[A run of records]
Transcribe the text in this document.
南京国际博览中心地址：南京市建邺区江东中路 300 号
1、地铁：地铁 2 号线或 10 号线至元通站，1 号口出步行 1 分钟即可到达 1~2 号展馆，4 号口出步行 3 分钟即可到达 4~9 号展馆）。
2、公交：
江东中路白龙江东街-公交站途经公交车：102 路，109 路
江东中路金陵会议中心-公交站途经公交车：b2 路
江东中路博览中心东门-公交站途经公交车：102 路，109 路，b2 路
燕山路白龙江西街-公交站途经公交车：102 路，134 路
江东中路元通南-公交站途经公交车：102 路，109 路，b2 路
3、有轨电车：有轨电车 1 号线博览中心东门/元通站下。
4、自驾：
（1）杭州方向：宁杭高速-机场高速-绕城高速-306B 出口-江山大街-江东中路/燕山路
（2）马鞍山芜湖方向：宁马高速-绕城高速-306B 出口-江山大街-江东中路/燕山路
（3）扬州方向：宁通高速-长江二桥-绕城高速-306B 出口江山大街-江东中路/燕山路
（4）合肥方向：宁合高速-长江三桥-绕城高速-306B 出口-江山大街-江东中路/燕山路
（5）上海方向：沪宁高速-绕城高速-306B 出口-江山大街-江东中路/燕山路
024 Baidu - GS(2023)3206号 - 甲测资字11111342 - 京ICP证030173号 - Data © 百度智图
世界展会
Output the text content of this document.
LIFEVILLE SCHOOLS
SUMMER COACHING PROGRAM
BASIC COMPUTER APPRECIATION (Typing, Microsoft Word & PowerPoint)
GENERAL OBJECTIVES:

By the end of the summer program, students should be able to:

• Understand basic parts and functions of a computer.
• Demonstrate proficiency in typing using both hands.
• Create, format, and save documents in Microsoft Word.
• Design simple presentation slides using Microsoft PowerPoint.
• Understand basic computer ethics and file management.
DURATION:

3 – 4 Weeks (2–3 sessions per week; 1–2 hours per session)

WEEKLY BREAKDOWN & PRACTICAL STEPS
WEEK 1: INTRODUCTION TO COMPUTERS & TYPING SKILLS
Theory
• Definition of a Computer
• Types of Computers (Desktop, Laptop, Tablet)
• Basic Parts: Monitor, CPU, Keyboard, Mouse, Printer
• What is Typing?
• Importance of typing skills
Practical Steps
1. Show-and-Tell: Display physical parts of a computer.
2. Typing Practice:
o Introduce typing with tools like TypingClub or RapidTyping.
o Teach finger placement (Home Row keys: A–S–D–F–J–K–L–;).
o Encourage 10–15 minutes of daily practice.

Your task ->
Return all of the data precisely as it appears.

Solution to this task ->
Transcribe the text in this document.
南京国际博览中心地址：南京市建邺区江东中路 300 号
1、地铁：地铁 2 号线或 10 号线至元通站，1 号口出步行 1 分钟即可到达 1~2 号展馆，4 号口出步行 3 分钟即可到达 4~9 号展馆）。
2、公交：
江东中路白龙江东街-公交站途经公交车：102 路，109 路
江东中路金陵会议中心-公交站途经公交车：b2 路
江东中路博览中心东门-公交站途经公交车：102 路，109 路，b2 路
燕山路白龙江西街-公交站途经公交车：102 路，134 路
江东中路元通南-公交站途经公交车：102 路，109 路，b2 路
3、有轨电车：有轨电车 1 号线博览中心东门/元通站下。
4、自驾：
（1）杭州方向：宁杭高速-机场高速-绕城高速-306B 出口-江山大街-江东中路/燕山路
（2）马鞍山芜湖方向：宁马高速-绕城高速-306B 出口-江山大街-江东中路/燕山路
（3）扬州方向：宁通高速-长江二桥-绕城高速-306B 出口江山大街-江东中路/燕山路
（4）合肥方向：宁合高速-长江三桥-绕城高速-306B 出口-江山大街-江东中路/燕山路
（5）上海方向：沪宁高速-绕城高速-306B 出口-江山大街-江东中路/燕山路
024 Baidu - GS(2023)3206号 - 甲测资字11111342 - 京ICP证030173号 - Data © 百度智图
世界展会
Output the text content of this document.
LIFEVILLE SCHOOLS
SUMMER COACHING PROGRAM
BASIC COMPUTER APPRECIATION (Typing, Microsoft Word & PowerPoint)
GENERAL OBJECTIVES:

By the end of the summer program, students should be able to:

• Understand basic parts and functions of a computer.
• Demonstrate proficiency in typing using both hands.
• Create, format, and save documents in Microsoft Word.
• Design simple presentation slides using Microsoft PowerPoint.
• Understand basic computer ethics and file management.
DURATION:

3 – 4 Weeks (2–3 sessions per week; 1–2 hours per session)

WEEKLY BREAKDOWN & PRACTICAL STEPS
WEEK 1: INTRODUCTION TO COMPUTERS & TYPING SKILLS
Theory
• Definition of a Computer
• Types of Computers (Desktop, Laptop, Tablet)
• Basic Parts: Monitor, CPU, Keyboard, Mouse, Printer
• What is Typing?
• Importance of typing skills
Practical Steps
1. Show-and-Tell: Display physical parts of a computer.
2. Typing Practice:
o Introduce typing with tools like TypingClub or RapidTyping.
o Teach finger placement (Home Row keys: A–S–D–F–J–K–L–;).
o Encourage 10–15 minutes of daily practice.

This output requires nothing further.